Task prompt
Gather up all lines that carry the word "DeWitt".

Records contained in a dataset
===============

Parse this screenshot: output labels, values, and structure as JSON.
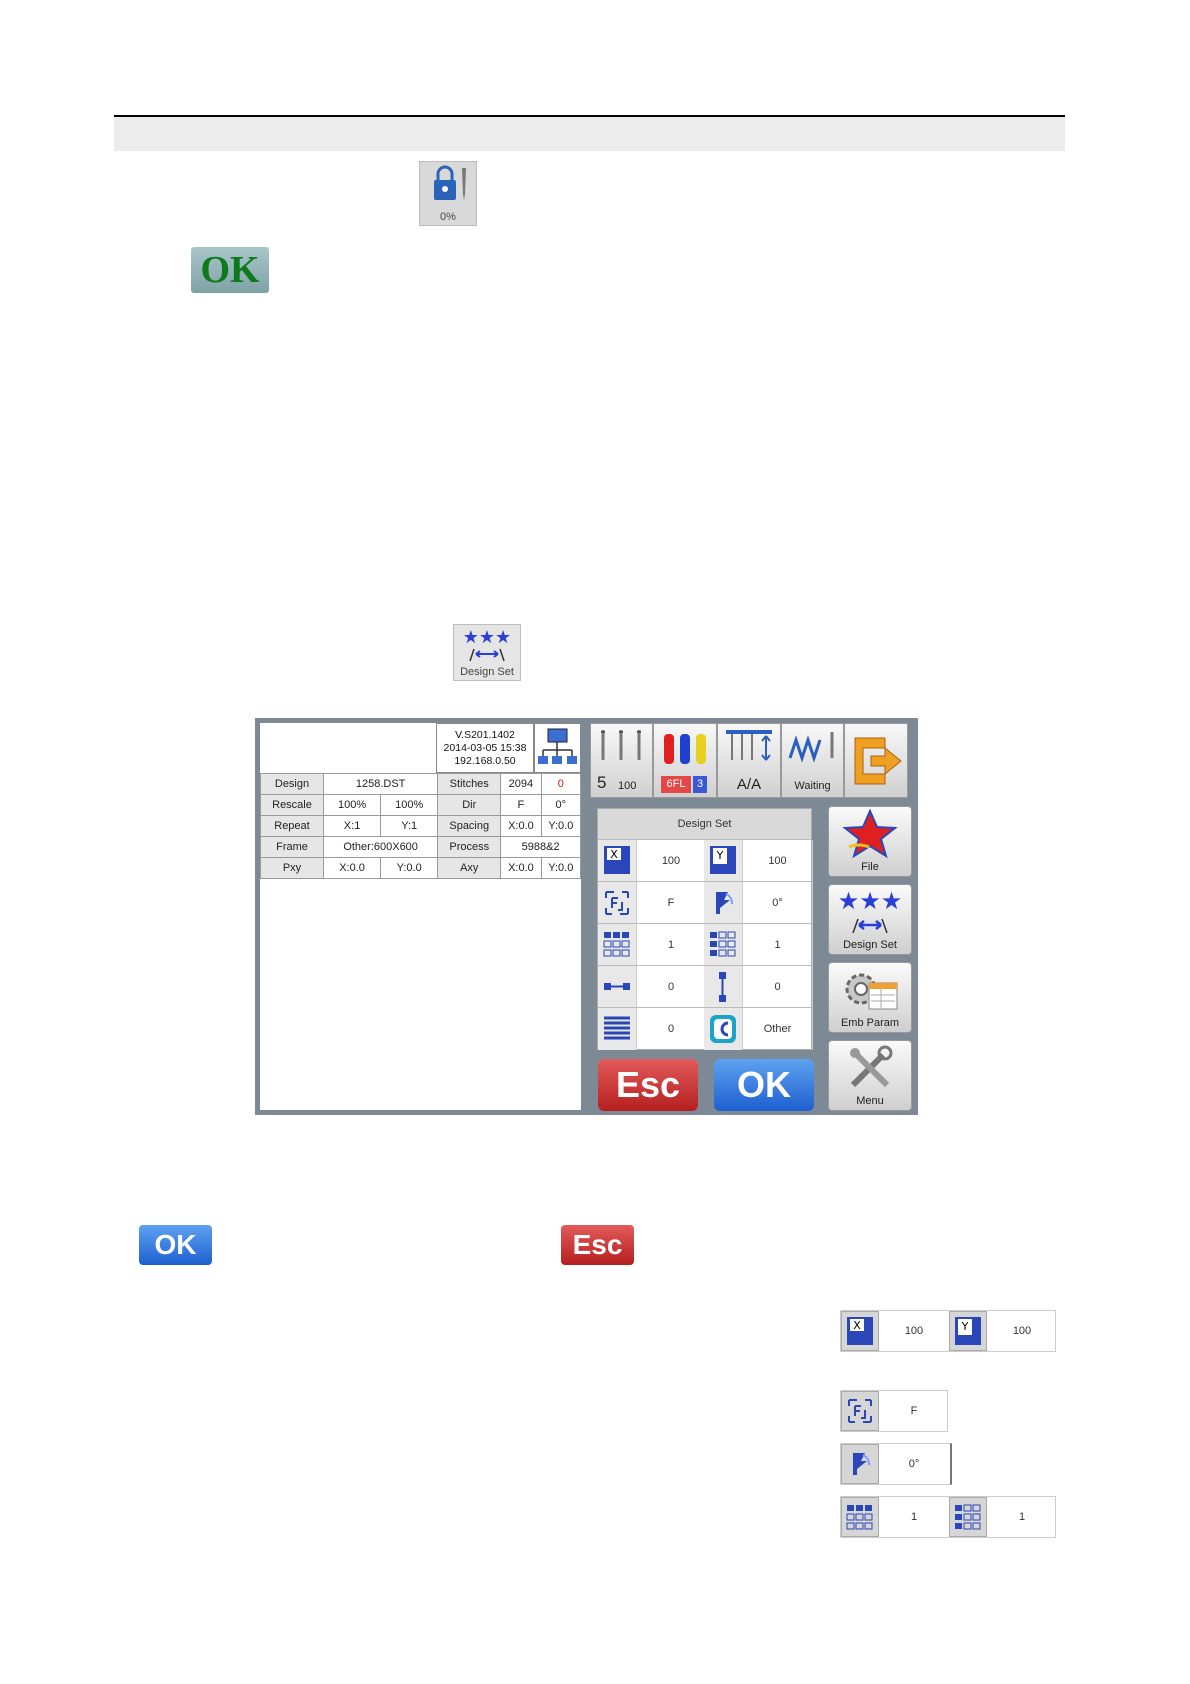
{
  "lock_icon": {
    "icon": "lock-needle-icon",
    "label": "0%"
  },
  "ok_green": {
    "label": "OK"
  },
  "design_set_small": {
    "icon": "design-set-icon",
    "label": "Design Set"
  },
  "screen": {
    "info": {
      "version": "V.S201.1402",
      "datetime": "2014-03-05 15:38",
      "ip": "192.168.0.50"
    },
    "params": [
      {
        "l1": "Design",
        "v1": "1258.DST",
        "l2": "Stitches",
        "v2a": "2094",
        "v2b": "0"
      },
      {
        "l1": "Rescale",
        "v1a": "100%",
        "v1b": "100%",
        "l2": "Dir",
        "v2a": "F",
        "v2b": "0°"
      },
      {
        "l1": "Repeat",
        "v1a": "X:1",
        "v1b": "Y:1",
        "l2": "Spacing",
        "v2a": "X:0.0",
        "v2b": "Y:0.0"
      },
      {
        "l1": "Frame",
        "v1": "Other:600X600",
        "l2": "Process",
        "v2": "5988&2"
      },
      {
        "l1": "Pxy",
        "v1a": "X:0.0",
        "v1b": "Y:0.0",
        "l2": "Axy",
        "v2a": "X:0.0",
        "v2b": "Y:0.0"
      }
    ],
    "top": {
      "needle_num": "5",
      "speed": "100",
      "color_code": "6FL",
      "color_num": "3",
      "aa": "A/A",
      "status": "Waiting"
    },
    "design_set": {
      "title": "Design Set",
      "x_scale": "100",
      "y_scale": "100",
      "direction": "F",
      "angle": "0°",
      "repeat_x": "1",
      "repeat_y": "1",
      "spacing_x": "0",
      "spacing_y": "0",
      "lines": "0",
      "frame": "Other"
    },
    "side": {
      "file": "File",
      "design_set": "Design Set",
      "emb_param": "Emb Param",
      "menu": "Menu"
    },
    "esc": "Esc",
    "ok": "OK"
  },
  "legend": {
    "ok": "OK",
    "esc": "Esc"
  },
  "examples": {
    "x_val": "100",
    "y_val": "100",
    "dir_val": "F",
    "angle_val": "0°",
    "rep_x_val": "1",
    "rep_y_val": "1"
  }
}
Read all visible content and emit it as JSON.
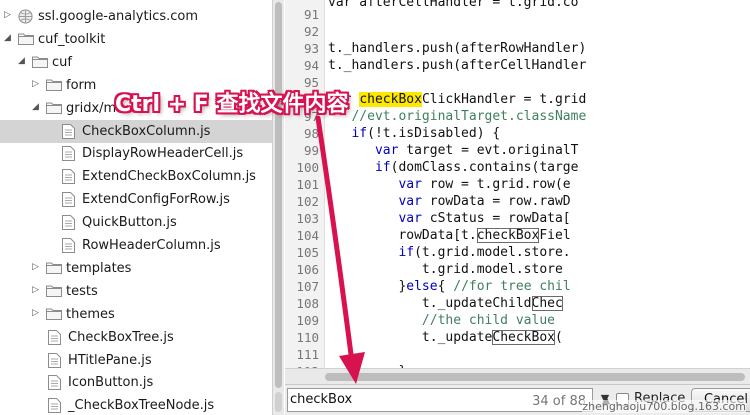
{
  "tree": {
    "items": [
      {
        "label": "ssl.google-analytics.com",
        "kind": "site",
        "depth": 0,
        "expanded": false,
        "selected": false
      },
      {
        "label": "cuf_toolkit",
        "kind": "folder",
        "depth": 0,
        "expanded": true,
        "selected": false
      },
      {
        "label": "cuf",
        "kind": "folder",
        "depth": 1,
        "expanded": true,
        "selected": false
      },
      {
        "label": "form",
        "kind": "folder",
        "depth": 2,
        "expanded": false,
        "selected": false
      },
      {
        "label": "gridx/m",
        "kind": "folder",
        "depth": 2,
        "expanded": true,
        "selected": false
      },
      {
        "label": "CheckBoxColumn.js",
        "kind": "file",
        "depth": 3,
        "selected": true
      },
      {
        "label": "DisplayRowHeaderCell.js",
        "kind": "file",
        "depth": 3,
        "selected": false
      },
      {
        "label": "ExtendCheckBoxColumn.js",
        "kind": "file",
        "depth": 3,
        "selected": false
      },
      {
        "label": "ExtendConfigForRow.js",
        "kind": "file",
        "depth": 3,
        "selected": false
      },
      {
        "label": "QuickButton.js",
        "kind": "file",
        "depth": 3,
        "selected": false
      },
      {
        "label": "RowHeaderColumn.js",
        "kind": "file",
        "depth": 3,
        "selected": false
      },
      {
        "label": "templates",
        "kind": "folder",
        "depth": 2,
        "expanded": false,
        "selected": false
      },
      {
        "label": "tests",
        "kind": "folder",
        "depth": 2,
        "expanded": false,
        "selected": false
      },
      {
        "label": "themes",
        "kind": "folder",
        "depth": 2,
        "expanded": false,
        "selected": false
      },
      {
        "label": "CheckBoxTree.js",
        "kind": "file",
        "depth": 2,
        "selected": false
      },
      {
        "label": "HTitlePane.js",
        "kind": "file",
        "depth": 2,
        "selected": false
      },
      {
        "label": "IconButton.js",
        "kind": "file",
        "depth": 2,
        "selected": false
      },
      {
        "label": "_CheckBoxTreeNode.js",
        "kind": "file",
        "depth": 2,
        "selected": false
      }
    ]
  },
  "editor": {
    "lines": [
      {
        "no": "91",
        "code": [
          [
            "",
            "var afterCellHandler = t.grid.co"
          ]
        ]
      },
      {
        "no": "92",
        "code": []
      },
      {
        "no": "93",
        "code": [
          [
            "",
            "t._handlers.push(afterRowHandler)"
          ]
        ]
      },
      {
        "no": "94",
        "code": [
          [
            "",
            "t._handlers.push(afterCellHandler"
          ]
        ]
      },
      {
        "no": "95",
        "code": []
      },
      {
        "no": "96",
        "code": [
          [
            "kw",
            "var "
          ],
          [
            "hl",
            "checkBox"
          ],
          [
            "",
            "ClickHandler = t.grid"
          ]
        ]
      },
      {
        "no": "97",
        "code": [
          [
            "cm",
            "   //evt.originalTarget.className"
          ]
        ]
      },
      {
        "no": "98",
        "code": [
          [
            "kw",
            "   if"
          ],
          [
            "",
            "(!t.isDisabled) {"
          ]
        ]
      },
      {
        "no": "99",
        "code": [
          [
            "kw",
            "      var "
          ],
          [
            "",
            "target = evt.originalT"
          ]
        ]
      },
      {
        "no": "100",
        "code": [
          [
            "kw",
            "      if"
          ],
          [
            "",
            "(domClass.contains(targe"
          ]
        ]
      },
      {
        "no": "101",
        "code": [
          [
            "kw",
            "         var "
          ],
          [
            "",
            "row = t.grid.row(e"
          ]
        ]
      },
      {
        "no": "102",
        "code": [
          [
            "kw",
            "         var "
          ],
          [
            "",
            "rowData = row.rawD"
          ]
        ]
      },
      {
        "no": "103",
        "code": [
          [
            "kw",
            "         var "
          ],
          [
            "",
            "cStatus = rowData["
          ]
        ]
      },
      {
        "no": "104",
        "code": [
          [
            "",
            "         rowData[t."
          ],
          [
            "box",
            "checkBox"
          ],
          [
            "",
            "Fiel"
          ]
        ]
      },
      {
        "no": "105",
        "code": [
          [
            "kw",
            "         if"
          ],
          [
            "",
            "(t.grid.model.store."
          ]
        ]
      },
      {
        "no": "106",
        "code": [
          [
            "",
            "            t.grid.model.store"
          ]
        ]
      },
      {
        "no": "107",
        "code": [
          [
            "",
            "         }"
          ],
          [
            "kw",
            "else"
          ],
          [
            "",
            "{ "
          ],
          [
            "cm",
            "//for tree chil"
          ]
        ]
      },
      {
        "no": "108",
        "code": [
          [
            "",
            "            t._updateChild"
          ],
          [
            "box",
            "Chec"
          ]
        ]
      },
      {
        "no": "109",
        "code": [
          [
            "cm",
            "            //the child value"
          ]
        ]
      },
      {
        "no": "110",
        "code": [
          [
            "",
            "            t._update"
          ],
          [
            "box",
            "CheckBox"
          ],
          [
            "",
            "("
          ]
        ]
      },
      {
        "no": "111",
        "code": []
      },
      {
        "no": "112",
        "code": [
          [
            "",
            "         }"
          ]
        ]
      }
    ]
  },
  "findbar": {
    "query": "checkBox",
    "count": "34 of 88",
    "replace_label": "Replace",
    "cancel_label": "Cancel"
  },
  "annotation": {
    "text": "Ctrl + F 查找文件内容",
    "color": "#d8124f"
  },
  "watermark": "zhenghaoju700.blog.163.com",
  "colors": {
    "selection": "#d4d4d4",
    "keyword": "#0000c0",
    "comment": "#3f7f5f",
    "match_highlight": "#ffe800"
  }
}
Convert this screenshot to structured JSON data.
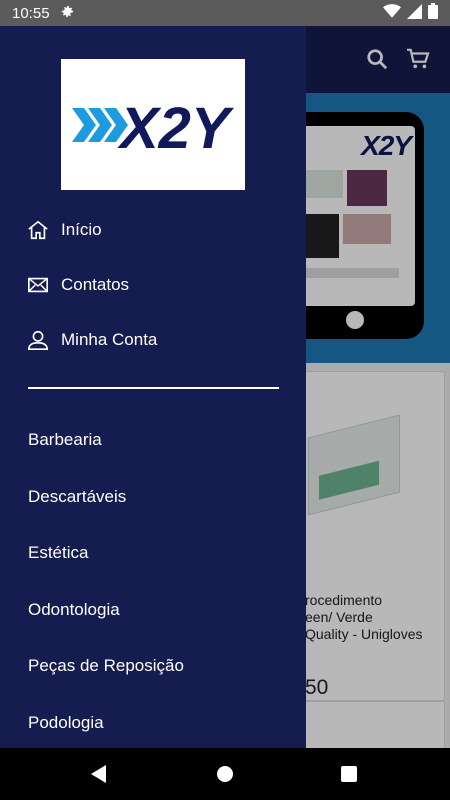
{
  "status_bar": {
    "time": "10:55",
    "icons": [
      "gear-icon",
      "wifi-icon",
      "signal-icon",
      "battery-icon"
    ]
  },
  "app": {
    "header_icons": [
      "search-icon",
      "cart-icon"
    ],
    "banner_logo": "X2Y",
    "product": {
      "name_lines": [
        "rocedimento",
        "een/ Verde",
        "Quality - Unigloves"
      ],
      "price": "50"
    }
  },
  "drawer": {
    "logo_text": "X2Y",
    "menu": [
      {
        "label": "Início",
        "icon": "home-icon"
      },
      {
        "label": "Contatos",
        "icon": "mail-icon"
      },
      {
        "label": "Minha Conta",
        "icon": "person-icon"
      }
    ],
    "categories": [
      "Barbearia",
      "Descartáveis",
      "Estética",
      "Odontologia",
      "Peças de Reposição",
      "Podologia"
    ]
  },
  "nav": {
    "buttons": [
      "back-button",
      "home-button",
      "recents-button"
    ]
  },
  "colors": {
    "drawer_bg": "#151c4f",
    "banner_bg": "#1e78b6",
    "logo_blue": "#101a5a",
    "chevron_blue": "#1e9be0"
  }
}
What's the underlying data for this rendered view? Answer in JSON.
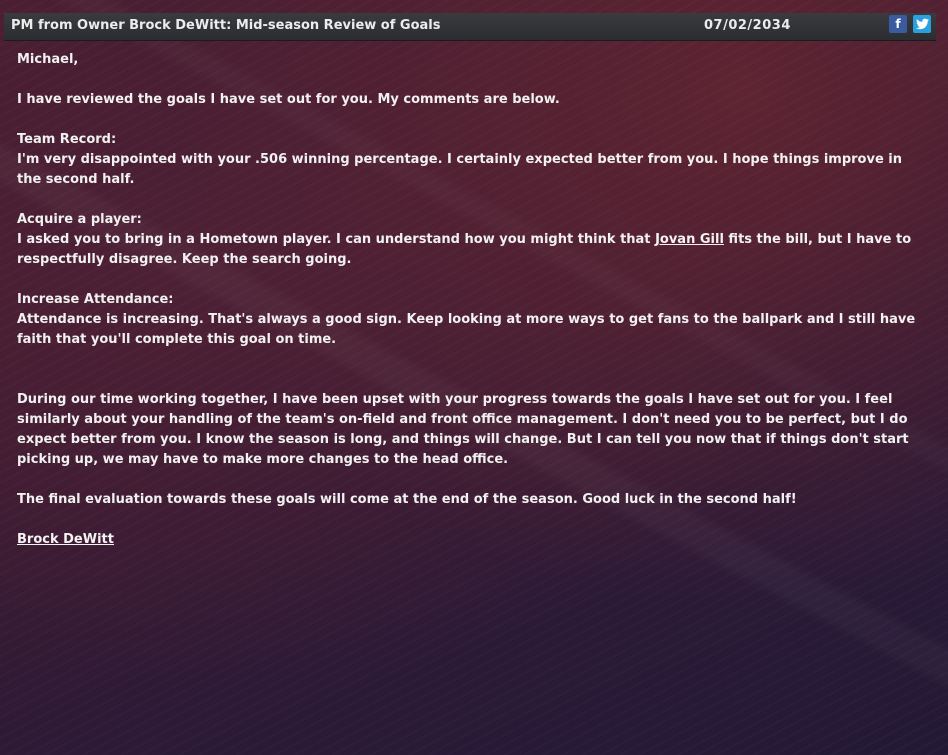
{
  "header": {
    "title": "PM from Owner Brock DeWitt: Mid-season Review of Goals",
    "date": "07/02/2034",
    "facebook_label": "f",
    "twitter_icon": "twitter-bird-icon"
  },
  "message": {
    "greeting": "Michael,",
    "intro": "I have reviewed the goals I have set out for you.  My comments are below.",
    "team_record": {
      "heading": "Team Record:",
      "body": "I'm very disappointed with your .506 winning percentage. I certainly expected better from you. I hope things improve in the second half."
    },
    "acquire": {
      "heading": "Acquire a player:",
      "body_before": "I asked you to bring in a Hometown player. I can understand how you might think that ",
      "player_link": "Jovan Gill",
      "body_after": " fits the bill, but I have to respectfully disagree. Keep the search going."
    },
    "attendance": {
      "heading": "Increase Attendance:",
      "body": "Attendance is increasing. That's always a good sign. Keep looking at more ways to get fans to the ballpark and I still have faith that you'll complete this goal on time."
    },
    "summary": "During our time working together, I have been upset with your progress towards the goals I have set out for you. I feel similarly about your handling of the team's on-field and front office management.  I don't need you to be perfect, but I do expect better from you. I know the season is long, and things will change.  But I can tell you now that if things don't start picking up, we may have to make more changes to the head office.",
    "closing": "The final evaluation towards these goals will come at the end of the season.  Good luck in the second half!",
    "signature": "Brock DeWitt"
  }
}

===============

Result for this task
    "title": "PM from Owner Brock DeWitt: Mid-season Review of Goals",
    "signature": "Brock DeWitt"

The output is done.